Items from a data source —

^^^^^^^^^^^^^^^^

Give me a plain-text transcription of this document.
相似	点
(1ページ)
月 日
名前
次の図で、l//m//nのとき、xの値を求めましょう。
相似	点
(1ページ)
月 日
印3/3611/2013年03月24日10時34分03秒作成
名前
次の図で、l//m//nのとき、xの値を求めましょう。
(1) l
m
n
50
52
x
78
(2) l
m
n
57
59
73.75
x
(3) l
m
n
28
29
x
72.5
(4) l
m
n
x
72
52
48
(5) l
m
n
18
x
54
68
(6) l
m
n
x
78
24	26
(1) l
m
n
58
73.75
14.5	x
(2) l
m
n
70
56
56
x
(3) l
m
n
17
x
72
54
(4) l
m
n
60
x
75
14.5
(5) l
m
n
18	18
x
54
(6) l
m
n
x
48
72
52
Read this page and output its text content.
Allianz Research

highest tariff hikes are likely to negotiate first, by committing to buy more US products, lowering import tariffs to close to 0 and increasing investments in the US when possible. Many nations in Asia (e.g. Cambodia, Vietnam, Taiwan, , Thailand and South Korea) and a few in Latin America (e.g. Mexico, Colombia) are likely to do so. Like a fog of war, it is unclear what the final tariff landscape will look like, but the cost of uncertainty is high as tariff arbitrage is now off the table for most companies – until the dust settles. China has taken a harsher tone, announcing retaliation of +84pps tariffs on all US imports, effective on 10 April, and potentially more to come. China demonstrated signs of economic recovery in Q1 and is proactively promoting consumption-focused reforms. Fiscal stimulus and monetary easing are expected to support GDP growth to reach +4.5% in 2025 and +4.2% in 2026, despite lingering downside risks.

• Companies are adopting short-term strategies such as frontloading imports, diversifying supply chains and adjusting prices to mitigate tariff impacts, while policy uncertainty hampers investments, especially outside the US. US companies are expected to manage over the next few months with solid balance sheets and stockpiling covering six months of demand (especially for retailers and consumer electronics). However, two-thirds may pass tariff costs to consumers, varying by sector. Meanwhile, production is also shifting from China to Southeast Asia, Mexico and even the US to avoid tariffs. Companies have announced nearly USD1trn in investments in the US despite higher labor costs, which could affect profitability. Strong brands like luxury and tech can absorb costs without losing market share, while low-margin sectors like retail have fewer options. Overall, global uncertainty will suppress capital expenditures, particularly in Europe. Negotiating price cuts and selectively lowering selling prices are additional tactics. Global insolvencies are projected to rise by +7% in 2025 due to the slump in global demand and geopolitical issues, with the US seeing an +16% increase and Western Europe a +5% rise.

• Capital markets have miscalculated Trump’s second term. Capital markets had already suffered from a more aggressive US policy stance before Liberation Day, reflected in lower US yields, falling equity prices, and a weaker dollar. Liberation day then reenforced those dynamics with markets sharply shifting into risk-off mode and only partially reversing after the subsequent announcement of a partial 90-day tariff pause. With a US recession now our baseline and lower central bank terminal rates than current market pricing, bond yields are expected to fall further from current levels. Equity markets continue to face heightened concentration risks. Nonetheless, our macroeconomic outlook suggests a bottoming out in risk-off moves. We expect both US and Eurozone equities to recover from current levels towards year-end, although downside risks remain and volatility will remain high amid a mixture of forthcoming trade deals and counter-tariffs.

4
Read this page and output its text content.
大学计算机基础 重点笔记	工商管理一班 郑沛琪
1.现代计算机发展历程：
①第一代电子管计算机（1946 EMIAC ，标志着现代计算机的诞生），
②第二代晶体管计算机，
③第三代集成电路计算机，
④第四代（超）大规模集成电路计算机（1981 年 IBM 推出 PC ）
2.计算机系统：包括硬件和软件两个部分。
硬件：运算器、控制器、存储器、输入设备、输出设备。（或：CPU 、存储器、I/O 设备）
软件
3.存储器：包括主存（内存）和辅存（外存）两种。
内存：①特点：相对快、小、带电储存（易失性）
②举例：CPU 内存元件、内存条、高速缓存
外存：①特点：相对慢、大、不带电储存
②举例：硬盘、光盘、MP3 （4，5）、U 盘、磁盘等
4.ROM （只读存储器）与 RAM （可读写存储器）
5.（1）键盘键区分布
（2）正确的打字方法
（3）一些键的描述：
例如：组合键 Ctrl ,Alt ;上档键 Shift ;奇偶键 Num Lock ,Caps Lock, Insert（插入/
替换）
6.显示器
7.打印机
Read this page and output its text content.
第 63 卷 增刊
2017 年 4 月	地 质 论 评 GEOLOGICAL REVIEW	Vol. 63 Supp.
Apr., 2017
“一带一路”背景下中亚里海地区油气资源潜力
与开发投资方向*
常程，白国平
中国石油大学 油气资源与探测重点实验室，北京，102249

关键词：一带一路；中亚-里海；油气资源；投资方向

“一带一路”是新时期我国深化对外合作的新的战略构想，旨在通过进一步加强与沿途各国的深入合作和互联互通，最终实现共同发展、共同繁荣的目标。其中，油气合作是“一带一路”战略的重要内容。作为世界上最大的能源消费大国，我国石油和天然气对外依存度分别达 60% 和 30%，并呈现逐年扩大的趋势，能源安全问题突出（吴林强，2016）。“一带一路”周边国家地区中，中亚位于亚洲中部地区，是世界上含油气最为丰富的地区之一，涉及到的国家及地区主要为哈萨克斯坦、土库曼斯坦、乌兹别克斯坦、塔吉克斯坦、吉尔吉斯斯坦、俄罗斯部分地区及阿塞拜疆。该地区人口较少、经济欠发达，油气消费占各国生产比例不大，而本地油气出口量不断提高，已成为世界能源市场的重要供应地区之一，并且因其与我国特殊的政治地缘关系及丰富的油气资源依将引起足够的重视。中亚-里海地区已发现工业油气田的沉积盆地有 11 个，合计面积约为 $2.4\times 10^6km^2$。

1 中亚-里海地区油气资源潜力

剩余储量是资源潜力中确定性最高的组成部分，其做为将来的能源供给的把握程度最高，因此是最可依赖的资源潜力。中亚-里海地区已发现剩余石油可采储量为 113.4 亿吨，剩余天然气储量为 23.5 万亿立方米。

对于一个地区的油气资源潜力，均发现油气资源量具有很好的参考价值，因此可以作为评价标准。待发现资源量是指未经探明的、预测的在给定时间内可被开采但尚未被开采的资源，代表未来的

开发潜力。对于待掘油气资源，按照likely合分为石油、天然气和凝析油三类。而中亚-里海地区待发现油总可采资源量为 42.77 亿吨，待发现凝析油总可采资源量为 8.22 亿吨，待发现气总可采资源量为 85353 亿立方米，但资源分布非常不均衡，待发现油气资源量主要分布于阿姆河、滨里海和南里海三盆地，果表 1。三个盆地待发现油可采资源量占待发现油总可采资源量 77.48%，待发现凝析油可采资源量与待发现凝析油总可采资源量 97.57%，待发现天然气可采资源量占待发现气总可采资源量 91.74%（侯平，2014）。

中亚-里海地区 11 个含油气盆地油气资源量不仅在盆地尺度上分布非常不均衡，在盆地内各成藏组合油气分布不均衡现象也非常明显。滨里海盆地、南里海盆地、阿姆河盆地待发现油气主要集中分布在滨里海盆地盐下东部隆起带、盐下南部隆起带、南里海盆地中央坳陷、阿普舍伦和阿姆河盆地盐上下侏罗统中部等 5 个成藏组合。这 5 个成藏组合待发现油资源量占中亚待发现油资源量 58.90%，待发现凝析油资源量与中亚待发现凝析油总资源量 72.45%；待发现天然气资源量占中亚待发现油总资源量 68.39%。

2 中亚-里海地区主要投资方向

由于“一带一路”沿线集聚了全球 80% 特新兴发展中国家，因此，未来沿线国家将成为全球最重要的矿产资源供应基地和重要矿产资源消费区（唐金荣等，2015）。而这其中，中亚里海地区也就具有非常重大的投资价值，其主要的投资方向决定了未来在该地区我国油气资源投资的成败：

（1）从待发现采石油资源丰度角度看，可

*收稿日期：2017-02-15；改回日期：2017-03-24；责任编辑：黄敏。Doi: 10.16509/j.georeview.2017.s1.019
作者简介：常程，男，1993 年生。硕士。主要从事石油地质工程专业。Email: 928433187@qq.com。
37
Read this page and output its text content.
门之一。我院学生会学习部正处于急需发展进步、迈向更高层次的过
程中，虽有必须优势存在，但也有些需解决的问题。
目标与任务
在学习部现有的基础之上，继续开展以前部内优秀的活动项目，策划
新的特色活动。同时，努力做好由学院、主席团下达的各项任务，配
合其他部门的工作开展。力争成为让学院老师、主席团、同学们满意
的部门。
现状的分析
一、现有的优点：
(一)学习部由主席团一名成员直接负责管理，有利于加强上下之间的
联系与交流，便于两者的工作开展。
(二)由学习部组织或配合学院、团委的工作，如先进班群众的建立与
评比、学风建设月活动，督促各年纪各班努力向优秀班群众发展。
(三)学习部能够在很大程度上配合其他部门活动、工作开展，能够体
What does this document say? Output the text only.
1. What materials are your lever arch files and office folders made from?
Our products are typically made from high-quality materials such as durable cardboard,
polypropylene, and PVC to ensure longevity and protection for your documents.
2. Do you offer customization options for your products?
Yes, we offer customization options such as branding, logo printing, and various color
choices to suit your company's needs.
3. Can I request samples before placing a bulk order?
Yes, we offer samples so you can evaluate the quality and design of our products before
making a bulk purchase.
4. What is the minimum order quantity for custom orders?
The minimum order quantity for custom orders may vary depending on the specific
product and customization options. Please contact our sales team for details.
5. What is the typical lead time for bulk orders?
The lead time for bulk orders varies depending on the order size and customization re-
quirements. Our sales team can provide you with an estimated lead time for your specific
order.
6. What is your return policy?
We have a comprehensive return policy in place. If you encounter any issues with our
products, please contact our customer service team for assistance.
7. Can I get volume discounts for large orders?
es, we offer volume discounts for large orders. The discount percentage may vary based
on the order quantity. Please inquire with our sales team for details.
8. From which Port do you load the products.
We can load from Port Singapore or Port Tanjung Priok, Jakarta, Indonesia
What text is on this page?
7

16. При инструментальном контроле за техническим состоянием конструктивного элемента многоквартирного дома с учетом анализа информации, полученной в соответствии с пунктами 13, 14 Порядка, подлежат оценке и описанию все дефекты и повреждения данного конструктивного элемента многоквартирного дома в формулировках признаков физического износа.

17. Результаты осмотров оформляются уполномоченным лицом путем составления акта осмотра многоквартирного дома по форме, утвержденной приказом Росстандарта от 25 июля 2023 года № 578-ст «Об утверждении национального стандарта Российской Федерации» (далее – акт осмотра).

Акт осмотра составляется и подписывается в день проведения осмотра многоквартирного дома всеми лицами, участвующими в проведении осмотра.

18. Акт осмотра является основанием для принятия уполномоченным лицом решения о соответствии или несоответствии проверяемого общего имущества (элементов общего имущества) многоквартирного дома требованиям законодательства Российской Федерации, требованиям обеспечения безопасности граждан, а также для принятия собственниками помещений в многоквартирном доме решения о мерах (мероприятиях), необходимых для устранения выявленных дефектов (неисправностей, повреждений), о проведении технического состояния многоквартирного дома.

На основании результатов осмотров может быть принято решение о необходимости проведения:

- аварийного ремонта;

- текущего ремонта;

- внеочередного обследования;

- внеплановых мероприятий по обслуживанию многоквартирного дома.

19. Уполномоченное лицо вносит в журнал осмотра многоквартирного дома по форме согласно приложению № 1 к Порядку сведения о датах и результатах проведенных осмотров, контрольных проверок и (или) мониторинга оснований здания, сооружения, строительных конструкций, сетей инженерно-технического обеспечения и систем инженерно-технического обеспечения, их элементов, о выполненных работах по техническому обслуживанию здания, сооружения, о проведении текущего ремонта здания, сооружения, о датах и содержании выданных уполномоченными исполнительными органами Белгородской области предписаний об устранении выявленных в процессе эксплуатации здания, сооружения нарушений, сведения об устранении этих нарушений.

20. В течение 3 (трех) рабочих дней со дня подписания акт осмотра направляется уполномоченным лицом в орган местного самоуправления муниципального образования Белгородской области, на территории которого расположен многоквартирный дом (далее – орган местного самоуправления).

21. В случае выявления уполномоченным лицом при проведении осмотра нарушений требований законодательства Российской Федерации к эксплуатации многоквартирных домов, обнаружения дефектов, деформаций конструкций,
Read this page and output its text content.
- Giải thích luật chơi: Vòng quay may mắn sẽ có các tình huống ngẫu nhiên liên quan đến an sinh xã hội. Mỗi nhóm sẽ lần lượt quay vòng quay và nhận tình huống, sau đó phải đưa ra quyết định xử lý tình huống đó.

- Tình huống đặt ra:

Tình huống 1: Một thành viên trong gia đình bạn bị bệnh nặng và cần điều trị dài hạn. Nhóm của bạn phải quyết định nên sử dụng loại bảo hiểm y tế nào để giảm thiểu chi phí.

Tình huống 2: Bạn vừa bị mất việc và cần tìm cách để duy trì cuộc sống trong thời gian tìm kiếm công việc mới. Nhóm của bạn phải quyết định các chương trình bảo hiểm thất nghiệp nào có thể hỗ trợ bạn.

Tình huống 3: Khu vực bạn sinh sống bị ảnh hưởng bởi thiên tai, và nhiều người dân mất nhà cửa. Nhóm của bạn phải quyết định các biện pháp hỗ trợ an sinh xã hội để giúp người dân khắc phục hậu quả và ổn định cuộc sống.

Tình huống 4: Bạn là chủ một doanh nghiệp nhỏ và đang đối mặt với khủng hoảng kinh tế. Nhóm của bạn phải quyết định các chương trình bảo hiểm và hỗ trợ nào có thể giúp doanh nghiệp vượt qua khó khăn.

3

^^^^^^^^^^^^^^^^

Exercise instructions —
In the records above, find each line holding "конструкций" and copy it.

The result —
19. Уполномоченное лицо вносит в журнал осмотра многоквартирного дома по форме согласно приложению № 1 к Порядку сведения о датах и результатах проведенных осмотров, контрольных проверок и (или) мониторинга оснований здания, сооружения, строительных конструкций, сетей инженерно-технического обеспечения и систем инженерно-технического обеспечения, их элементов, о выполненных работах по техническому обслуживанию здания, сооружения, о проведении текущего ремонта здания, сооружения, о датах и содержании выданных уполномоченными исполнительными органами Белгородской области предписаний об устранении выявленных в процессе эксплуатации здания, сооружения нарушений, сведения об устранении этих нарушений.
21. В случае выявления уполномоченным лицом при проведении осмотра нарушений требований законодательства Российской Федерации к эксплуатации многоквартирных домов, обнаружения дефектов, деформаций конструкций,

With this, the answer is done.